* [WRITTEN EXERCISE]: Copy everything in the listing below word for word, apart from any images.

** start of RECORDED INFORMATION **

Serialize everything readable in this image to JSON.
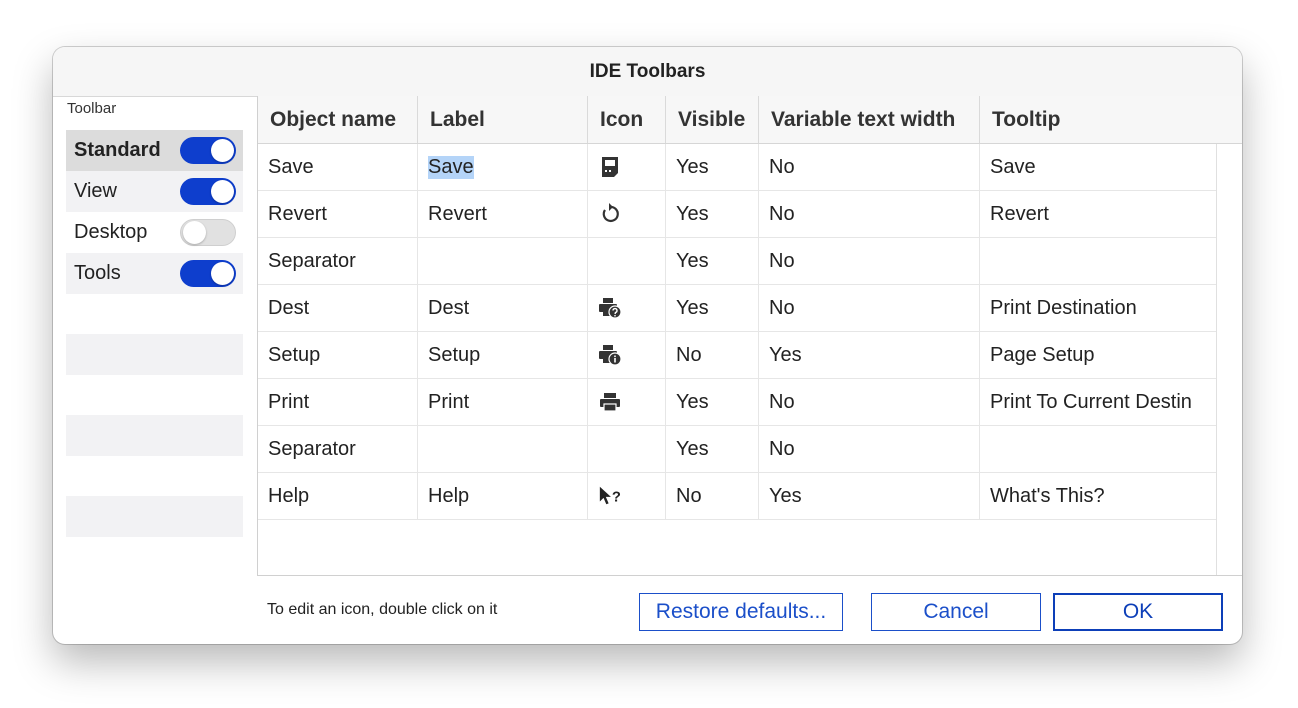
{
  "window": {
    "title": "IDE Toolbars"
  },
  "toolbar_panel": {
    "label": "Toolbar",
    "items": [
      {
        "name": "Standard",
        "enabled": true,
        "selected": true
      },
      {
        "name": "View",
        "enabled": true,
        "selected": false
      },
      {
        "name": "Desktop",
        "enabled": false,
        "selected": false
      },
      {
        "name": "Tools",
        "enabled": true,
        "selected": false
      }
    ]
  },
  "table": {
    "headers": [
      "Object name",
      "Label",
      "Icon",
      "Visible",
      "Variable text width",
      "Tooltip"
    ],
    "rows": [
      {
        "object_name": "Save",
        "label": "Save",
        "icon": "save-icon",
        "visible": "Yes",
        "variable_width": "No",
        "tooltip": "Save"
      },
      {
        "object_name": "Revert",
        "label": "Revert",
        "icon": "revert-icon",
        "visible": "Yes",
        "variable_width": "No",
        "tooltip": "Revert"
      },
      {
        "object_name": "Separator",
        "label": "",
        "icon": "",
        "visible": "Yes",
        "variable_width": "No",
        "tooltip": ""
      },
      {
        "object_name": "Dest",
        "label": "Dest",
        "icon": "print-destination-icon",
        "visible": "Yes",
        "variable_width": "No",
        "tooltip": "Print Destination"
      },
      {
        "object_name": "Setup",
        "label": "Setup",
        "icon": "page-setup-icon",
        "visible": "No",
        "variable_width": "Yes",
        "tooltip": "Page Setup"
      },
      {
        "object_name": "Print",
        "label": "Print",
        "icon": "printer-icon",
        "visible": "Yes",
        "variable_width": "No",
        "tooltip": "Print To Current Destin"
      },
      {
        "object_name": "Separator",
        "label": "",
        "icon": "",
        "visible": "Yes",
        "variable_width": "No",
        "tooltip": ""
      },
      {
        "object_name": "Help",
        "label": "Help",
        "icon": "whats-this-icon",
        "visible": "No",
        "variable_width": "Yes",
        "tooltip": "What's This?"
      }
    ]
  },
  "footer": {
    "hint": "To edit an icon, double click on it",
    "restore_label": "Restore defaults...",
    "cancel_label": "Cancel",
    "ok_label": "OK"
  },
  "colors": {
    "toggle_on": "#0e3ecd",
    "toggle_off": "#e1e1e1",
    "button_border": "#1b4fc9",
    "text_selection": "#b4d4f8"
  }
}
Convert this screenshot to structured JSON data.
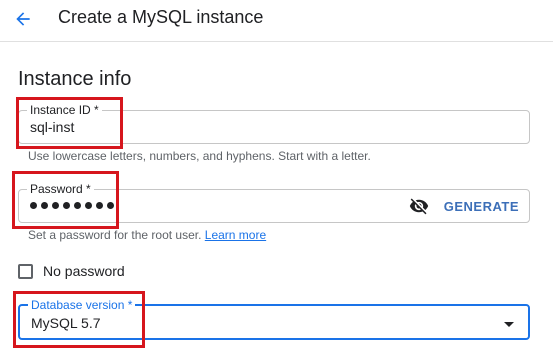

** end of RECORDED INFORMATION **

* [SOLVED PROBLEM]:
Serialize everything readable in this image to JSON.
{
  "window": {
    "title": "IDE Toolbars"
  },
  "toolbar_panel": {
    "label": "Toolbar",
    "items": [
      {
        "name": "Standard",
        "enabled": true,
        "selected": true
      },
      {
        "name": "View",
        "enabled": true,
        "selected": false
      },
      {
        "name": "Desktop",
        "enabled": false,
        "selected": false
      },
      {
        "name": "Tools",
        "enabled": true,
        "selected": false
      }
    ]
  },
  "table": {
    "headers": [
      "Object name",
      "Label",
      "Icon",
      "Visible",
      "Variable text width",
      "Tooltip"
    ],
    "rows": [
      {
        "object_name": "Save",
        "label": "Save",
        "icon": "save-icon",
        "visible": "Yes",
        "variable_width": "No",
        "tooltip": "Save"
      },
      {
        "object_name": "Revert",
        "label": "Revert",
        "icon": "revert-icon",
        "visible": "Yes",
        "variable_width": "No",
        "tooltip": "Revert"
      },
      {
        "object_name": "Separator",
        "label": "",
        "icon": "",
        "visible": "Yes",
        "variable_width": "No",
        "tooltip": ""
      },
      {
        "object_name": "Dest",
        "label": "Dest",
        "icon": "print-destination-icon",
        "visible": "Yes",
        "variable_width": "No",
        "tooltip": "Print Destination"
      },
      {
        "object_name": "Setup",
        "label": "Setup",
        "icon": "page-setup-icon",
        "visible": "No",
        "variable_width": "Yes",
        "tooltip": "Page Setup"
      },
      {
        "object_name": "Print",
        "label": "Print",
        "icon": "printer-icon",
        "visible": "Yes",
        "variable_width": "No",
        "tooltip": "Print To Current Destin"
      },
      {
        "object_name": "Separator",
        "label": "",
        "icon": "",
        "visible": "Yes",
        "variable_width": "No",
        "tooltip": ""
      },
      {
        "object_name": "Help",
        "label": "Help",
        "icon": "whats-this-icon",
        "visible": "No",
        "variable_width": "Yes",
        "tooltip": "What's This?"
      }
    ]
  },
  "footer": {
    "hint": "To edit an icon, double click on it",
    "restore_label": "Restore defaults...",
    "cancel_label": "Cancel",
    "ok_label": "OK"
  },
  "colors": {
    "toggle_on": "#0e3ecd",
    "toggle_off": "#e1e1e1",
    "button_border": "#1b4fc9",
    "text_selection": "#b4d4f8"
  }
}
Convert this screenshot to structured JSON data.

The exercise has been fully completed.